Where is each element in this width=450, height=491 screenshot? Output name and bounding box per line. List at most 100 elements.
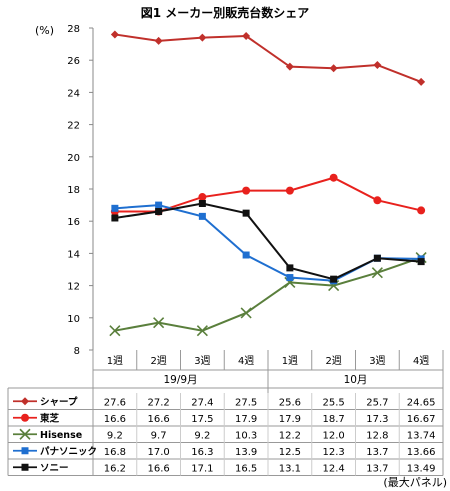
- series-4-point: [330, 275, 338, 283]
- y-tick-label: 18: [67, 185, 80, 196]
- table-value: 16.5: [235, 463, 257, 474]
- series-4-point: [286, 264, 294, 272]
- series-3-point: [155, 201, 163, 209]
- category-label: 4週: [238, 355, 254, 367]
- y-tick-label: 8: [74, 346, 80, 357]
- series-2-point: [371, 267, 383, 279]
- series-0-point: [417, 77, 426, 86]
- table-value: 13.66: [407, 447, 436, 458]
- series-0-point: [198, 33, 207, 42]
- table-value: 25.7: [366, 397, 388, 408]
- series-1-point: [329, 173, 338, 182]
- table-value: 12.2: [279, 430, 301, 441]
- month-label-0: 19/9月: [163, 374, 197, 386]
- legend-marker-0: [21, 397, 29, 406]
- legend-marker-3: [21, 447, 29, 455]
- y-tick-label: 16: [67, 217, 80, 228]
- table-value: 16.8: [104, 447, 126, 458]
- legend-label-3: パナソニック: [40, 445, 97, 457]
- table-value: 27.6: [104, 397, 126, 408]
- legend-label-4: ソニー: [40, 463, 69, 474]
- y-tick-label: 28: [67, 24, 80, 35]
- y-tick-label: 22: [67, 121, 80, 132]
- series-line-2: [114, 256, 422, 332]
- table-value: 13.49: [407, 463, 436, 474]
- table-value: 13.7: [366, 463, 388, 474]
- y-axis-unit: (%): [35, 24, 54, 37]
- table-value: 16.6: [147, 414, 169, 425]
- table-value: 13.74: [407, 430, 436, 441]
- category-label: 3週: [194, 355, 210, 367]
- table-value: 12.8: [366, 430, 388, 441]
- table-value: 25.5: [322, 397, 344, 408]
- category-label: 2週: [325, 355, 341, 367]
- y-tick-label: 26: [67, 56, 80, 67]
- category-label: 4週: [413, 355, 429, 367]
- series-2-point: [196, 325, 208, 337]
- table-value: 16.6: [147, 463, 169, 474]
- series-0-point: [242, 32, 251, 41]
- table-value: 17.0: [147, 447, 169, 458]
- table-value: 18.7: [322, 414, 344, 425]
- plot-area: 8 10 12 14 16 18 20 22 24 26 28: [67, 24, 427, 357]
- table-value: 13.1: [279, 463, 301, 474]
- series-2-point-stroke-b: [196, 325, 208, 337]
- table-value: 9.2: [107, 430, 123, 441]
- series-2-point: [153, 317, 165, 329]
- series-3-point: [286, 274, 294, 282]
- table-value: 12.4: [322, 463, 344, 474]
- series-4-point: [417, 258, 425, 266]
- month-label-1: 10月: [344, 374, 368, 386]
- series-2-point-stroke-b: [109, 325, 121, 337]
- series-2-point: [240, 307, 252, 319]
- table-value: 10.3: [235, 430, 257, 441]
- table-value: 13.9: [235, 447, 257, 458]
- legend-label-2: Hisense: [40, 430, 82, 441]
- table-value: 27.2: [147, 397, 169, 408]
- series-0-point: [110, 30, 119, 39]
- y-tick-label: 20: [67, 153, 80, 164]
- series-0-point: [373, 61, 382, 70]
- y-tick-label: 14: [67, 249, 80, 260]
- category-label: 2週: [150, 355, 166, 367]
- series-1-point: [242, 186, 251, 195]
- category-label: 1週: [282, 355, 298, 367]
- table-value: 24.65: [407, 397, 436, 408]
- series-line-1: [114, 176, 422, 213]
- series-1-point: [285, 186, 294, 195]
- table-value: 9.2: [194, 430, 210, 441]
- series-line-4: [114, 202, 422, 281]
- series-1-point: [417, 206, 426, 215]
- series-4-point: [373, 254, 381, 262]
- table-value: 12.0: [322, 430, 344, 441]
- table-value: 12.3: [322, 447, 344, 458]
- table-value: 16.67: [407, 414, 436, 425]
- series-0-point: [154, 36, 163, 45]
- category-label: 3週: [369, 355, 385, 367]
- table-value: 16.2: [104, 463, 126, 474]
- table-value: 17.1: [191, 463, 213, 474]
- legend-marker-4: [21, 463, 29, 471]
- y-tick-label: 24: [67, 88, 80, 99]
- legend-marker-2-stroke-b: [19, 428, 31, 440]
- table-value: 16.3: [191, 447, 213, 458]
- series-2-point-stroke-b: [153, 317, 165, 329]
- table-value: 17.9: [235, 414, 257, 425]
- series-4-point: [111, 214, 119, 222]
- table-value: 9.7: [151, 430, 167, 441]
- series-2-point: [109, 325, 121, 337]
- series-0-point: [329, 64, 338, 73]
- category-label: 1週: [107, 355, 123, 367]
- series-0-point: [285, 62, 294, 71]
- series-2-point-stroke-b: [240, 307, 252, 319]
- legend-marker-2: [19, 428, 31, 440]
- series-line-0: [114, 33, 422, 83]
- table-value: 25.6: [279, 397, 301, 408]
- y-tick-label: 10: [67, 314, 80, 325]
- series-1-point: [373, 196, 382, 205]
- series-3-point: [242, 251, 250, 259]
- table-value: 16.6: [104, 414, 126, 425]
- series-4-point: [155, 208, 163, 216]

****

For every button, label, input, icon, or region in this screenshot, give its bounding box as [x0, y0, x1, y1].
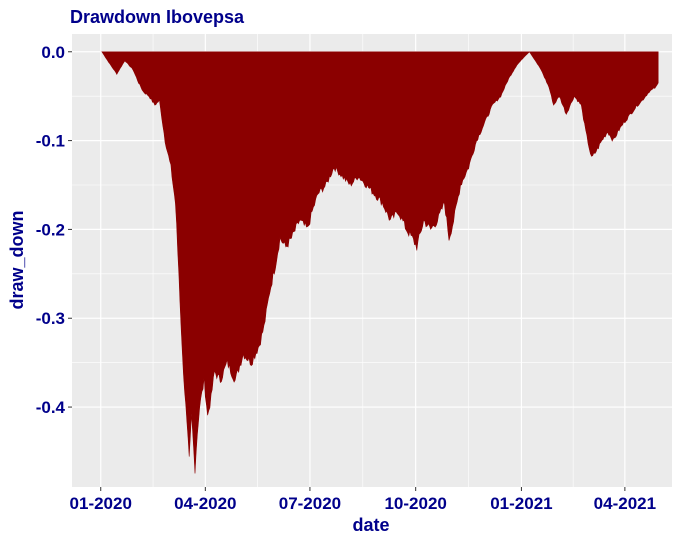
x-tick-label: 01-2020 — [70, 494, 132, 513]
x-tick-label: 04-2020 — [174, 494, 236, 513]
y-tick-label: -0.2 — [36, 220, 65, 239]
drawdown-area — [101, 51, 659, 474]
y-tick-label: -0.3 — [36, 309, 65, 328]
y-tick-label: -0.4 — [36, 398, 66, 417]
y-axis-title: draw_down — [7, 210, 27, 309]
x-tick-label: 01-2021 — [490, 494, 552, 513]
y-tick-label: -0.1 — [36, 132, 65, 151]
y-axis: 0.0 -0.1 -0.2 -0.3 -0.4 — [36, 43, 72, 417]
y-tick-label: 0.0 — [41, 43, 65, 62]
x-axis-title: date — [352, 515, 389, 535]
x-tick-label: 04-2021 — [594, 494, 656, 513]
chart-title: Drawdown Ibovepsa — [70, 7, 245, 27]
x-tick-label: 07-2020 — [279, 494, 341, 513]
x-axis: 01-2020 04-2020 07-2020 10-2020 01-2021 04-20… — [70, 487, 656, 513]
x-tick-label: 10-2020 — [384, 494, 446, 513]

****

• THE EXERCISE
Render everything in the records above from the line containing "- series-4-point: [330, 275, 338, 283]" down to the line containing "- y-tick-label: 8: [74, 346, 80, 357]", both included, as a Markdown table with the columns Row and Text. Number each line in Row, put the line itself in Text, and leave out blank lines.

• EXERCISE OUTPUT
| Row | Text |
|---|---|
| 1 | - series-4-point: [330, 275, 338, 283] |
| 2 | - y-tick-label: 18: [67, 185, 80, 196] |
| 3 | - table-value: 16.5: [235, 463, 257, 474] |
| 4 | - series-4-point: [286, 264, 294, 272] |
| 5 | - series-3-point: [155, 201, 163, 209] |
| 6 | - category-label: 4週: [238, 355, 254, 367] |
| 7 | - y-tick-label: 8: [74, 346, 80, 357] |